- Directions: Print the data that follows exactly.

— Start of Data rows —

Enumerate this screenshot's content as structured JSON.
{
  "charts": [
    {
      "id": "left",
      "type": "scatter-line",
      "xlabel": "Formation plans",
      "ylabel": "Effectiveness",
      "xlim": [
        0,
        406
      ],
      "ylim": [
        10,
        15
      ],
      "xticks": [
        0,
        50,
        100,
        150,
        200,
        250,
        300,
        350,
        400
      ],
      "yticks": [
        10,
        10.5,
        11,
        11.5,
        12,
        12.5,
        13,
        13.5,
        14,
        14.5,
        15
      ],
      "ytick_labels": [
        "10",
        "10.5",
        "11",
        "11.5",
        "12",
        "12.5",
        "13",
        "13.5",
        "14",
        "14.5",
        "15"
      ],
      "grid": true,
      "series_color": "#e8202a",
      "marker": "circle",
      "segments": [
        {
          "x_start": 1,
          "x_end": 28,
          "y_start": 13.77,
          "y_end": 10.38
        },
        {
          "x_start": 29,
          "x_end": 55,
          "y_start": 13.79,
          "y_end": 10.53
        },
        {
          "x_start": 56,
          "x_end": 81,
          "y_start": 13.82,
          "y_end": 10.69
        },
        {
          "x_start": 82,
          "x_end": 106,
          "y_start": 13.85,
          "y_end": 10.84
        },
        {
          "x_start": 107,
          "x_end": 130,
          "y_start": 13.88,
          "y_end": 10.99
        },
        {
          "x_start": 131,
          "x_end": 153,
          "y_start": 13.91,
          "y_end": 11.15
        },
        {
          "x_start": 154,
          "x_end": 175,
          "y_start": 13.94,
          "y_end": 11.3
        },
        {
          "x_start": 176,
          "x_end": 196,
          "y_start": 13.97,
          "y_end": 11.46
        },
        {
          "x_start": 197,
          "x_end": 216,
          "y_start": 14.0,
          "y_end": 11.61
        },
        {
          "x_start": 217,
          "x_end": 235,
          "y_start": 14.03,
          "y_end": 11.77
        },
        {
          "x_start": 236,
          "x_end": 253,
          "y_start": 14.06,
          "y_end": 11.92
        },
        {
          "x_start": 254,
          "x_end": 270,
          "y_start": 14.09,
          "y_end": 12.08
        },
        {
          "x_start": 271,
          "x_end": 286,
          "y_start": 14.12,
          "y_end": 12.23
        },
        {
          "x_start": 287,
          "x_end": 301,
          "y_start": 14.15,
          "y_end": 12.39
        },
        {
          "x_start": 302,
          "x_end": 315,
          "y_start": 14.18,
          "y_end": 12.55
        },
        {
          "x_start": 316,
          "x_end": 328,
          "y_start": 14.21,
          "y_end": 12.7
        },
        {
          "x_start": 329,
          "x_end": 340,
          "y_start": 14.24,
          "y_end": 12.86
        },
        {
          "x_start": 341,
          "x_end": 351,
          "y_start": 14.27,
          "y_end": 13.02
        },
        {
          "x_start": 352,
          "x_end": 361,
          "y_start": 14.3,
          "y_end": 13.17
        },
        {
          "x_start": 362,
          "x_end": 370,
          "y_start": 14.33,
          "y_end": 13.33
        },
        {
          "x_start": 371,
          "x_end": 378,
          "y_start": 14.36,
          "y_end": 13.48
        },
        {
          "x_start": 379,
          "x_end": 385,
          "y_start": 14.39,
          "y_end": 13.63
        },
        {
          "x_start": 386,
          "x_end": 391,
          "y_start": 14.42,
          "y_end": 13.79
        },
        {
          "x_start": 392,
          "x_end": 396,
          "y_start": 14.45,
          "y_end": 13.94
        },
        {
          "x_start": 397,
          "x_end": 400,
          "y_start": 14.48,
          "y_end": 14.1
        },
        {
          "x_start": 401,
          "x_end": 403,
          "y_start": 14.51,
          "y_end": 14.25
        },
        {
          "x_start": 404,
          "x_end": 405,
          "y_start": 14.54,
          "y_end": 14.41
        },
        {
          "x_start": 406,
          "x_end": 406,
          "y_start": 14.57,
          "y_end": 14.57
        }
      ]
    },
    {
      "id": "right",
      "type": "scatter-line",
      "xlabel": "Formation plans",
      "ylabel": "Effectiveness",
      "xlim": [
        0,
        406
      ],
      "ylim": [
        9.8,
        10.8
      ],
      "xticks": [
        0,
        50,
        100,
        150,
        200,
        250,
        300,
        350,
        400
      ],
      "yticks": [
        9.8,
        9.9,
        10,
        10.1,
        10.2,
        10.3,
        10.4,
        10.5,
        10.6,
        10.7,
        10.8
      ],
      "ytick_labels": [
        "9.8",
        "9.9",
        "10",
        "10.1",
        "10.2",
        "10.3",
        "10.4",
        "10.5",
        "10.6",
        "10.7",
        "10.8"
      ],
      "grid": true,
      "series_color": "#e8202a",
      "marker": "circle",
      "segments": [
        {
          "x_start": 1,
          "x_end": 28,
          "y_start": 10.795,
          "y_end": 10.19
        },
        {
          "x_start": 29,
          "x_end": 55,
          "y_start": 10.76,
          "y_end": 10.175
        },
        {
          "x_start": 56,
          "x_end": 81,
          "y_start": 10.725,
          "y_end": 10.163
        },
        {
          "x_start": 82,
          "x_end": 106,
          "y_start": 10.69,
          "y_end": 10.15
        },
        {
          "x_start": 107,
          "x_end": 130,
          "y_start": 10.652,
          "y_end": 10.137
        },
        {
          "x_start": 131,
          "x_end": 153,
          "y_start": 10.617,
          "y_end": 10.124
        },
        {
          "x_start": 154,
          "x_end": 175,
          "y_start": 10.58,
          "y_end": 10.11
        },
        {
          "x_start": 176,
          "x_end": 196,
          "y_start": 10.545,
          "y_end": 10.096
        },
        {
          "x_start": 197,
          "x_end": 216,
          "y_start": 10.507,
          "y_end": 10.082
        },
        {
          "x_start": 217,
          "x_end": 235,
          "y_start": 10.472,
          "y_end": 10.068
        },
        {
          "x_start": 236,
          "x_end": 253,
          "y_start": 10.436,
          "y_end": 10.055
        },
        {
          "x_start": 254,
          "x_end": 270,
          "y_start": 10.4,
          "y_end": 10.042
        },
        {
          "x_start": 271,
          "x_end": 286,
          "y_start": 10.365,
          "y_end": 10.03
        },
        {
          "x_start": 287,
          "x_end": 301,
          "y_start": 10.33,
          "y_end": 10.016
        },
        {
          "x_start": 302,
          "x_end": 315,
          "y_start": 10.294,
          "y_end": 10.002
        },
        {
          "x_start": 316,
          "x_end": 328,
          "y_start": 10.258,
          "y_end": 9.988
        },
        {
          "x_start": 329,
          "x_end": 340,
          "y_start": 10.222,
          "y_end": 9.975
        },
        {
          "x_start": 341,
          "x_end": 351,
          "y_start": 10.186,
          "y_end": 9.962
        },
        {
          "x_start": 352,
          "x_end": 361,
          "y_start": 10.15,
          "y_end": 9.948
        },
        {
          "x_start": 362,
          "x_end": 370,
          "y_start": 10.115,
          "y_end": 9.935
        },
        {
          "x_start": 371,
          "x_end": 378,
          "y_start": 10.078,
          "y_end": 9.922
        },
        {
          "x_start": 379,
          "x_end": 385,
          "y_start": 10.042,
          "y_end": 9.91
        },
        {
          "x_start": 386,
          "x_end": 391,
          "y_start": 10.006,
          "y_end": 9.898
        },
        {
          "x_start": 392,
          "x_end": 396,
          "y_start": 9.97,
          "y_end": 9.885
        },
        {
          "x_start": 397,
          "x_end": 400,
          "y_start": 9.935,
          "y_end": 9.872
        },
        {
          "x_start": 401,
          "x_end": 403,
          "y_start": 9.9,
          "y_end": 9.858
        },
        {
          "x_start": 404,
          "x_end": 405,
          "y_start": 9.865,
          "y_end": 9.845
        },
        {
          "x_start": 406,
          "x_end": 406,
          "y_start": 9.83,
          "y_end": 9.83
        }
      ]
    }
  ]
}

— End of Data rows —

- Solution:
Enumerate this screenshot's content as structured JSON.
{
  "charts": [
    {
      "id": "left",
      "type": "scatter-line",
      "xlabel": "Formation plans",
      "ylabel": "Effectiveness",
      "xlim": [
        0,
        406
      ],
      "ylim": [
        10,
        15
      ],
      "xticks": [
        0,
        50,
        100,
        150,
        200,
        250,
        300,
        350,
        400
      ],
      "yticks": [
        10,
        10.5,
        11,
        11.5,
        12,
        12.5,
        13,
        13.5,
        14,
        14.5,
        15
      ],
      "ytick_labels": [
        "10",
        "10.5",
        "11",
        "11.5",
        "12",
        "12.5",
        "13",
        "13.5",
        "14",
        "14.5",
        "15"
      ],
      "grid": true,
      "series_color": "#e8202a",
      "marker": "circle",
      "segments": [
        {
          "x_start": 1,
          "x_end": 28,
          "y_start": 13.77,
          "y_end": 10.38
        },
        {
          "x_start": 29,
          "x_end": 55,
          "y_start": 13.79,
          "y_end": 10.53
        },
        {
          "x_start": 56,
          "x_end": 81,
          "y_start": 13.82,
          "y_end": 10.69
        },
        {
          "x_start": 82,
          "x_end": 106,
          "y_start": 13.85,
          "y_end": 10.84
        },
        {
          "x_start": 107,
          "x_end": 130,
          "y_start": 13.88,
          "y_end": 10.99
        },
        {
          "x_start": 131,
          "x_end": 153,
          "y_start": 13.91,
          "y_end": 11.15
        },
        {
          "x_start": 154,
          "x_end": 175,
          "y_start": 13.94,
          "y_end": 11.3
        },
        {
          "x_start": 176,
          "x_end": 196,
          "y_start": 13.97,
          "y_end": 11.46
        },
        {
          "x_start": 197,
          "x_end": 216,
          "y_start": 14.0,
          "y_end": 11.61
        },
        {
          "x_start": 217,
          "x_end": 235,
          "y_start": 14.03,
          "y_end": 11.77
        },
        {
          "x_start": 236,
          "x_end": 253,
          "y_start": 14.06,
          "y_end": 11.92
        },
        {
          "x_start": 254,
          "x_end": 270,
          "y_start": 14.09,
          "y_end": 12.08
        },
        {
          "x_start": 271,
          "x_end": 286,
          "y_start": 14.12,
          "y_end": 12.23
        },
        {
          "x_start": 287,
          "x_end": 301,
          "y_start": 14.15,
          "y_end": 12.39
        },
        {
          "x_start": 302,
          "x_end": 315,
          "y_start": 14.18,
          "y_end": 12.55
        },
        {
          "x_start": 316,
          "x_end": 328,
          "y_start": 14.21,
          "y_end": 12.7
        },
        {
          "x_start": 329,
          "x_end": 340,
          "y_start": 14.24,
          "y_end": 12.86
        },
        {
          "x_start": 341,
          "x_end": 351,
          "y_start": 14.27,
          "y_end": 13.02
        },
        {
          "x_start": 352,
          "x_end": 361,
          "y_start": 14.3,
          "y_end": 13.17
        },
        {
          "x_start": 362,
          "x_end": 370,
          "y_start": 14.33,
          "y_end": 13.33
        },
        {
          "x_start": 371,
          "x_end": 378,
          "y_start": 14.36,
          "y_end": 13.48
        },
        {
          "x_start": 379,
          "x_end": 385,
          "y_start": 14.39,
          "y_end": 13.63
        },
        {
          "x_start": 386,
          "x_end": 391,
          "y_start": 14.42,
          "y_end": 13.79
        },
        {
          "x_start": 392,
          "x_end": 396,
          "y_start": 14.45,
          "y_end": 13.94
        },
        {
          "x_start": 397,
          "x_end": 400,
          "y_start": 14.48,
          "y_end": 14.1
        },
        {
          "x_start": 401,
          "x_end": 403,
          "y_start": 14.51,
          "y_end": 14.25
        },
        {
          "x_start": 404,
          "x_end": 405,
          "y_start": 14.54,
          "y_end": 14.41
        },
        {
          "x_start": 406,
          "x_end": 406,
          "y_start": 14.57,
          "y_end": 14.57
        }
      ]
    },
    {
      "id": "right",
      "type": "scatter-line",
      "xlabel": "Formation plans",
      "ylabel": "Effectiveness",
      "xlim": [
        0,
        406
      ],
      "ylim": [
        9.8,
        10.8
      ],
      "xticks": [
        0,
        50,
        100,
        150,
        200,
        250,
        300,
        350,
        400
      ],
      "yticks": [
        9.8,
        9.9,
        10,
        10.1,
        10.2,
        10.3,
        10.4,
        10.5,
        10.6,
        10.7,
        10.8
      ],
      "ytick_labels": [
        "9.8",
        "9.9",
        "10",
        "10.1",
        "10.2",
        "10.3",
        "10.4",
        "10.5",
        "10.6",
        "10.7",
        "10.8"
      ],
      "grid": true,
      "series_color": "#e8202a",
      "marker": "circle",
      "segments": [
        {
          "x_start": 1,
          "x_end": 28,
          "y_start": 10.795,
          "y_end": 10.19
        },
        {
          "x_start": 29,
          "x_end": 55,
          "y_start": 10.76,
          "y_end": 10.175
        },
        {
          "x_start": 56,
          "x_end": 81,
          "y_start": 10.725,
          "y_end": 10.163
        },
        {
          "x_start": 82,
          "x_end": 106,
          "y_start": 10.69,
          "y_end": 10.15
        },
        {
          "x_start": 107,
          "x_end": 130,
          "y_start": 10.652,
          "y_end": 10.137
        },
        {
          "x_start": 131,
          "x_end": 153,
          "y_start": 10.617,
          "y_end": 10.124
        },
        {
          "x_start": 154,
          "x_end": 175,
          "y_start": 10.58,
          "y_end": 10.11
        },
        {
          "x_start": 176,
          "x_end": 196,
          "y_start": 10.545,
          "y_end": 10.096
        },
        {
          "x_start": 197,
          "x_end": 216,
          "y_start": 10.507,
          "y_end": 10.082
        },
        {
          "x_start": 217,
          "x_end": 235,
          "y_start": 10.472,
          "y_end": 10.068
        },
        {
          "x_start": 236,
          "x_end": 253,
          "y_start": 10.436,
          "y_end": 10.055
        },
        {
          "x_start": 254,
          "x_end": 270,
          "y_start": 10.4,
          "y_end": 10.042
        },
        {
          "x_start": 271,
          "x_end": 286,
          "y_start": 10.365,
          "y_end": 10.03
        },
        {
          "x_start": 287,
          "x_end": 301,
          "y_start": 10.33,
          "y_end": 10.016
        },
        {
          "x_start": 302,
          "x_end": 315,
          "y_start": 10.294,
          "y_end": 10.002
        },
        {
          "x_start": 316,
          "x_end": 328,
          "y_start": 10.258,
          "y_end": 9.988
        },
        {
          "x_start": 329,
          "x_end": 340,
          "y_start": 10.222,
          "y_end": 9.975
        },
        {
          "x_start": 341,
          "x_end": 351,
          "y_start": 10.186,
          "y_end": 9.962
        },
        {
          "x_start": 352,
          "x_end": 361,
          "y_start": 10.15,
          "y_end": 9.948
        },
        {
          "x_start": 362,
          "x_end": 370,
          "y_start": 10.115,
          "y_end": 9.935
        },
        {
          "x_start": 371,
          "x_end": 378,
          "y_start": 10.078,
          "y_end": 9.922
        },
        {
          "x_start": 379,
          "x_end": 385,
          "y_start": 10.042,
          "y_end": 9.91
        },
        {
          "x_start": 386,
          "x_end": 391,
          "y_start": 10.006,
          "y_end": 9.898
        },
        {
          "x_start": 392,
          "x_end": 396,
          "y_start": 9.97,
          "y_end": 9.885
        },
        {
          "x_start": 397,
          "x_end": 400,
          "y_start": 9.935,
          "y_end": 9.872
        },
        {
          "x_start": 401,
          "x_end": 403,
          "y_start": 9.9,
          "y_end": 9.858
        },
        {
          "x_start": 404,
          "x_end": 405,
          "y_start": 9.865,
          "y_end": 9.845
        },
        {
          "x_start": 406,
          "x_end": 406,
          "y_start": 9.83,
          "y_end": 9.83
        }
      ]
    }
  ]
}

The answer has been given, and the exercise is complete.